> _Assigned task_
Write the data below out exactly as it stands. Do not include the pictures.

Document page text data
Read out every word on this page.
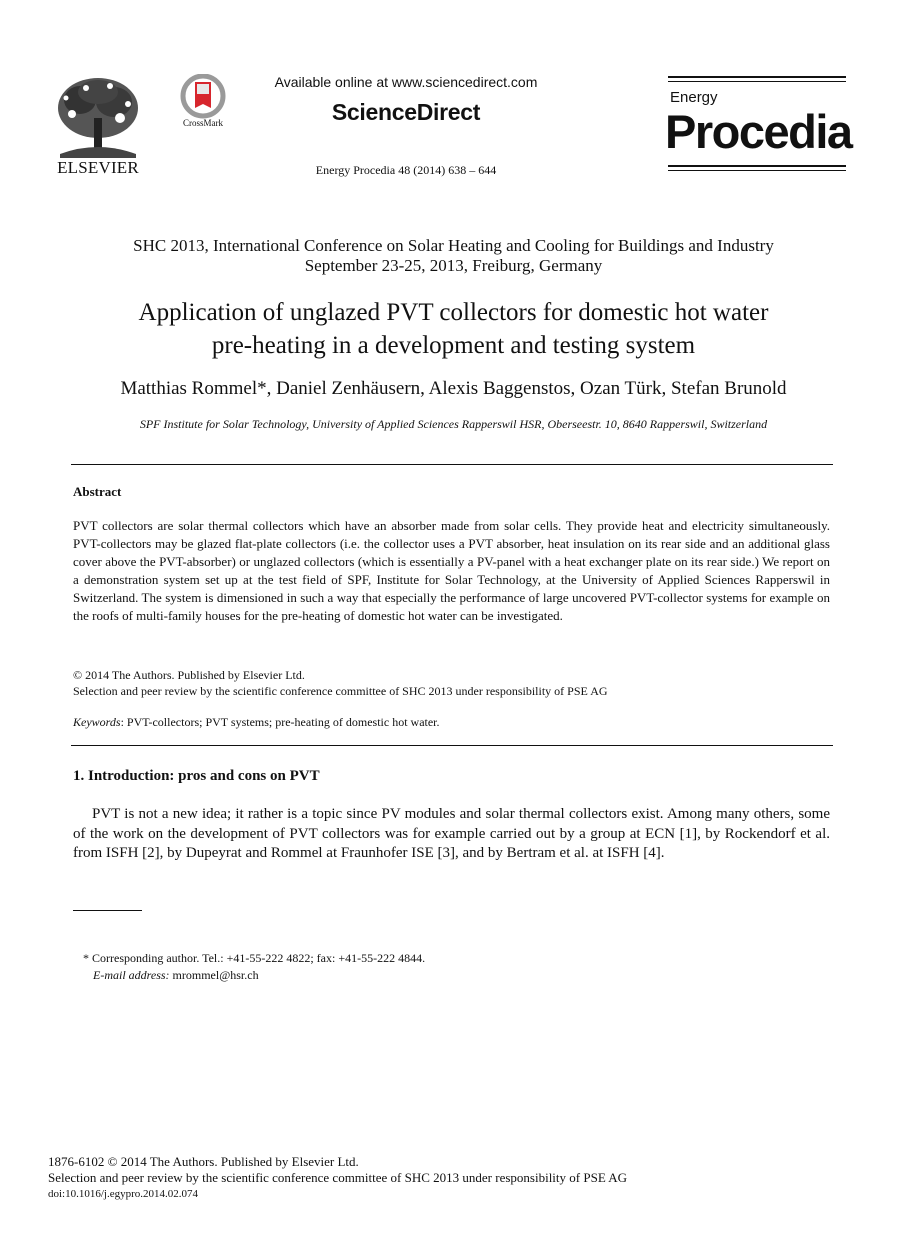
ELSEVIER
CrossMark
Available online at www.sciencedirect.com
ScienceDirect
Energy Procedia 48 (2014) 638 – 644
Energy
Procedia
SHC 2013, International Conference on Solar Heating and Cooling for Buildings and Industry
September 23-25, 2013, Freiburg, Germany
Application of unglazed PVT collectors for domestic hot water
pre-heating in a development and testing system
Matthias Rommel*, Daniel Zenhäusern, Alexis Baggenstos, Ozan Türk, Stefan Brunold
SPF Institute for Solar Technology, University of Applied Sciences Rapperswil HSR, Oberseestr. 10, 8640 Rapperswil, Switzerland
Abstract
PVT collectors are solar thermal collectors which have an absorber made from solar cells. They provide heat and electricity simultaneously. PVT-collectors may be glazed flat-plate collectors (i.e. the collector uses a PVT absorber, heat insulation on its rear side and an additional glass cover above the PVT-absorber) or unglazed collectors (which is essentially a PV-panel with a heat exchanger plate on its rear side.) We report on a demonstration system set up at the test field of SPF, Institute for Solar Technology, at the University of Applied Sciences Rapperswil in Switzerland. The system is dimensioned in such a way that especially the performance of large uncovered PVT-collector systems for example on the roofs of multi-family houses for the pre-heating of domestic hot water can be investigated.
© 2014 The Authors. Published by Elsevier Ltd.
Selection and peer review by the scientific conference committee of SHC 2013 under responsibility of PSE AG
Keywords: PVT-collectors; PVT systems; pre-heating of domestic hot water.
1. Introduction: pros and cons on PVT
PVT is not a new idea; it rather is a topic since PV modules and solar thermal collectors exist. Among many others, some of the work on the development of PVT collectors was for example carried out by a group at ECN [1], by Rockendorf et al. from ISFH [2], by Dupeyrat and Rommel at Fraunhofer ISE [3], and by Bertram et al. at ISFH [4].
* Corresponding author. Tel.: +41-55-222 4822; fax: +41-55-222 4844.
E-mail address: mrommel@hsr.ch
1876-6102 © 2014 The Authors. Published by Elsevier Ltd.
Selection and peer review by the scientific conference committee of SHC 2013 under responsibility of PSE AG
doi:10.1016/j.egypro.2014.02.074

> _Response for this exercise_
Read out every word on this page.
ELSEVIER
CrossMark
Available online at www.sciencedirect.com
ScienceDirect
Energy Procedia 48 (2014) 638 – 644
Energy
Procedia
SHC 2013, International Conference on Solar Heating and Cooling for Buildings and Industry
September 23-25, 2013, Freiburg, Germany
Application of unglazed PVT collectors for domestic hot water
pre-heating in a development and testing system
Matthias Rommel*, Daniel Zenhäusern, Alexis Baggenstos, Ozan Türk, Stefan Brunold
SPF Institute for Solar Technology, University of Applied Sciences Rapperswil HSR, Oberseestr. 10, 8640 Rapperswil, Switzerland
Abstract
PVT collectors are solar thermal collectors which have an absorber made from solar cells. They provide heat and electricity simultaneously. PVT-collectors may be glazed flat-plate collectors (i.e. the collector uses a PVT absorber, heat insulation on its rear side and an additional glass cover above the PVT-absorber) or unglazed collectors (which is essentially a PV-panel with a heat exchanger plate on its rear side.) We report on a demonstration system set up at the test field of SPF, Institute for Solar Technology, at the University of Applied Sciences Rapperswil in Switzerland. The system is dimensioned in such a way that especially the performance of large uncovered PVT-collector systems for example on the roofs of multi-family houses for the pre-heating of domestic hot water can be investigated.
© 2014 The Authors. Published by Elsevier Ltd.
Selection and peer review by the scientific conference committee of SHC 2013 under responsibility of PSE AG
Keywords: PVT-collectors; PVT systems; pre-heating of domestic hot water.
1. Introduction: pros and cons on PVT
PVT is not a new idea; it rather is a topic since PV modules and solar thermal collectors exist. Among many others, some of the work on the development of PVT collectors was for example carried out by a group at ECN [1], by Rockendorf et al. from ISFH [2], by Dupeyrat and Rommel at Fraunhofer ISE [3], and by Bertram et al. at ISFH [4].
* Corresponding author. Tel.: +41-55-222 4822; fax: +41-55-222 4844.
E-mail address: mrommel@hsr.ch
1876-6102 © 2014 The Authors. Published by Elsevier Ltd.
Selection and peer review by the scientific conference committee of SHC 2013 under responsibility of PSE AG
doi:10.1016/j.egypro.2014.02.074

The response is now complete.